> **WHAT IS EXPECTED**
Lines holding the string "обозначение" are the ones to copy; find them all in the data.

> **DATA SHOWN**
↓
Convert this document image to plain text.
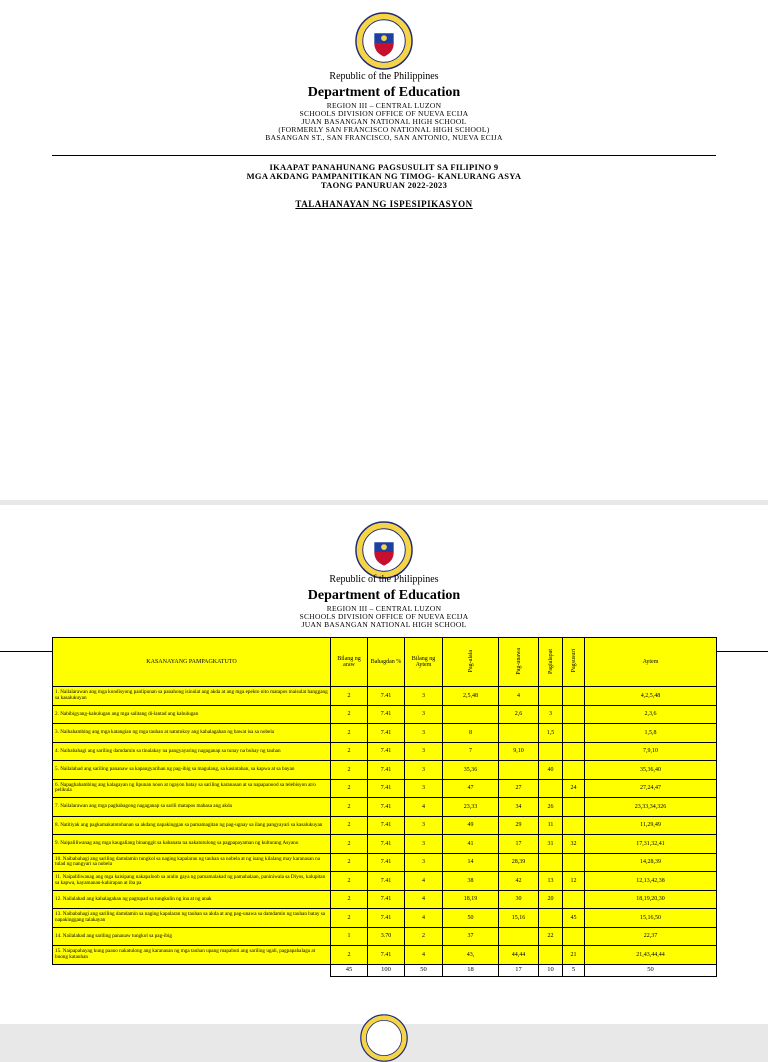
Republic of the Philippines
Department of Education
REGION III – CENTRAL LUZON
SCHOOLS DIVISION OFFICE OF NUEVA ECIJA
JUAN BASANGAN NATIONAL HIGH SCHOOL
(FORMERLY SAN FRANCISCO NATIONAL HIGH SCHOOL)
BASANGAN ST., SAN FRANCISCO, SAN ANTONIO, NUEVA ECIJA
IKAAPAT PANAHUNANG PAGSUSULIT SA FILIPINO 9
MGA AKDANG PAMPANITIKAN NG TIMOG- KANLURANG ASYA
TAONG PANURUAN 2022-2023
TALAHANAYAN NG ISPESIPIKASYON
Republic of the Philippines
Department of Education
REGION III – CENTRAL LUZON
SCHOOLS DIVISION OFFICE OF NUEVA ECIJA
JUAN BASANGAN NATIONAL HIGH SCHOOL
KASANAYANG PAMPAGKATUTO	Bilang ng araw	Bahagdan %	Bilang ng Aytem	Pag-alala	Pag-unawa	Paglalapat	Pagsusuri	Aytem
1. Nailalarawan ang mga kondisyong panlipunan sa panahong isinulat ang akda at ang mga epekto nito matapos maisulat hanggang sa kasalukuyan	2	7.41	3	2,5,48	4			4,2,5,48
2. Nabibigyang-kahulugan ang mga salitang di-lantad ang kahulugan	2	7.41	3		2,6	3		2,3,6
3. Naihahambing ang mga katangian ng mga tauhan at natutukoy ang kahalagahan ng bawat isa sa nobela	2	7.41	3	8		1,5		1,5,8
4. Naibabahagi ang sariling damdamin sa tinalakay na pangyayaring nagaganap sa tunay na buhay ng tauhan	2	7.41	3	7	9,10			7,9,10
5. Nailalahad ang sariling pananaw sa kapangyarihan ng pag-ibig sa magulang, sa kasintahan, sa kapwa at sa bayan	2	7.41	3	35,36		40		35,36,40
6. Napaghahambing ang kalagayan ng lipunan noon at ngayon batay sa sariling karanasan at sa napapanood sa telebisyon at/o pelikula	2	7.41	3	47	27		24	27,24,47
7. Nailalarawan ang mga pagbabagong nagaganap sa sarili matapos mabasa ang akda	2	7.41	4	23,33	34	26		23,33,34,326
8. Natitiyak ang pagkamakatotohanan sa akdang napakinggan sa pamamagitan ng pag-ugnay sa ilang pangyayari sa kasalukuyan	2	7.41	3	49	29	11		11,29,49
9. Naipaliliwanag ang mga kaugaliang binanggit sa kabanata na nakatutulong sa pagpapayaman ng kulturang Asyano	2	7.41	3	41	17	31	32	17,31,32,41
10. Naibabahagi ang sariling damdamin tungkol sa naging kapalaran ng tauhan sa nobela at ng isang kilalang may karanasan na tulad ng nangyari sa nobela	2	7.41	3	14	28,39			14,28,39
11. Naipaliliwanag ang mga kaisipang nakapaloob sa aralin gaya ng pamamalakad ng pamahalaan, paniniwala sa Diyos, kalupitan sa kapwa, kayamanan-kahirapan at iba pa	2	7.41	4	38	42	13	12	12,13,42,38
12. Nailalahad ang kahalagahan ng pagtupad sa tungkulin ng ina at ng anak	2	7.41	4	18,19	30	20		18,19,20,30
13. Naibabahagi ang sariling damdamin sa naging kapalaran ng tauhan sa akda at ang pag-unawa sa damdamin ng tauhan batay sa napakinggang talakayan	2	7.41	4	50	15,16		45	15,16,50
14. Nailalahad ang sariling pananaw tungkol sa pag-ibig	1	3.70	2	37		22		22,37
15. Naipapahayag kung paano nakatulong ang karanasan ng mga tauhan upang mapabuti ang sariling ugali, pagpapahalaga at buong katauhan	2	7.41	4	43,	44,44		21	21,43,44,44
	45	100	50	18	17	10	5	50
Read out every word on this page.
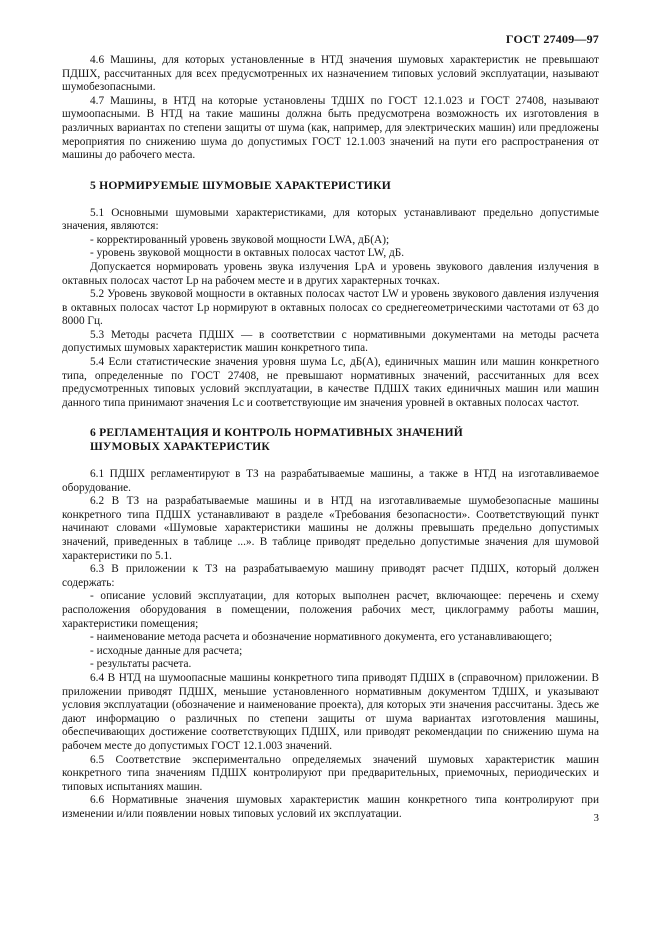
ГОСТ 27409—97

4.6 Машины, для которых установленные в НТД значения шумовых характеристик не превышают ПДШХ, рассчитанных для всех предусмотренных их назначением типовых условий эксплуатации, называют шумобезопасными.

4.7 Машины, в НТД на которые установлены ТДШХ по ГОСТ 12.1.023 и ГОСТ 27408, называют шумоопасными. В НТД на такие машины должна быть предусмотрена возможность их изготовления в различных вариантах по степени защиты от шума (как, например, для электрических машин) или предложены мероприятия по снижению шума до допустимых ГОСТ 12.1.003 значений на пути его распространения от машины до рабочего места.

5 НОРМИРУЕМЫЕ ШУМОВЫЕ ХАРАКТЕРИСТИКИ

5.1 Основными шумовыми характеристиками, для которых устанавливают предельно допустимые значения, являются:

- корректированный уровень звуковой мощности LWA, дБ(А);

- уровень звуковой мощности в октавных полосах частот LW, дБ.

Допускается нормировать уровень звука излучения LpA и уровень звукового давления излучения в октавных полосах частот Lp на рабочем месте и в других характерных точках.

5.2 Уровень звуковой мощности в октавных полосах частот LW и уровень звукового давления излучения в октавных полосах частот Lp нормируют в октавных полосах со среднегеометрическими частотами от 63 до 8000 Гц.

5.3 Методы расчета ПДШХ — в соответствии с нормативными документами на методы расчета допустимых шумовых характеристик машин конкретного типа.

5.4 Если статистические значения уровня шума Lc, дБ(А), единичных машин или машин конкретного типа, определенные по ГОСТ 27408, не превышают нормативных значений, рассчитанных для всех предусмотренных типовых условий эксплуатации, в качестве ПДШХ таких единичных машин или машин данного типа принимают значения Lc и соответствующие им значения уровней в октавных полосах частот.

6 РЕГЛАМЕНТАЦИЯ И КОНТРОЛЬ НОРМАТИВНЫХ ЗНАЧЕНИЙ
ШУМОВЫХ ХАРАКТЕРИСТИК

6.1 ПДШХ регламентируют в ТЗ на разрабатываемые машины, а также в НТД на изготавливаемое оборудование.

6.2 В ТЗ на разрабатываемые машины и в НТД на изготавливаемые шумобезопасные машины конкретного типа ПДШХ устанавливают в разделе «Требования безопасности». Соответствующий пункт начинают словами «Шумовые характеристики машины не должны превышать предельно допустимых значений, приведенных в таблице ...». В таблице приводят предельно допустимые значения для шумовой характеристики по 5.1.

6.3 В приложении к ТЗ на разрабатываемую машину приводят расчет ПДШХ, который должен содержать:

- описание условий эксплуатации, для которых выполнен расчет, включающее: перечень и схему расположения оборудования в помещении, положения рабочих мест, циклограмму работы машин, характеристики помещения;

- наименование метода расчета и обозначение нормативного документа, его устанавливающего;

- исходные данные для расчета;

- результаты расчета.

6.4 В НТД на шумоопасные машины конкретного типа приводят ПДШХ в (справочном) приложении. В приложении приводят ПДШХ, меньшие установленного нормативным документом ТДШХ, и указывают условия эксплуатации (обозначение и наименование проекта), для которых эти значения рассчитаны. Здесь же дают информацию о различных по степени защиты от шума вариантах изготовления машины, обеспечивающих достижение соответствующих ПДШХ, или приводят рекомендации по снижению шума на рабочем месте до допустимых ГОСТ 12.1.003 значений.

6.5 Соответствие экспериментально определяемых значений шумовых характеристик машин конкретного типа значениям ПДШХ контролируют при предварительных, приемочных, периодических и типовых испытаниях машин.

6.6 Нормативные значения шумовых характеристик машин конкретного типа контролируют при изменении и/или появлении новых типовых условий их эксплуатации.	3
↑
> **CORRECT RESULT**
- наименование метода расчета и обозначение нормативного документа, его устанавливающего;
6.4 В НТД на шумоопасные машины конкретного типа приводят ПДШХ в (справочном) приложении. В приложении приводят ПДШХ, меньшие установленного нормативным документом ТДШХ, и указывают условия эксплуатации (обозначение и наименование проекта), для которых эти значения рассчитаны. Здесь же дают информацию о различных по степени защиты от шума вариантах изготовления машины, обеспечивающих достижение соответствующих ПДШХ, или приводят рекомендации по снижению шума на рабочем месте до допустимых ГОСТ 12.1.003 значений.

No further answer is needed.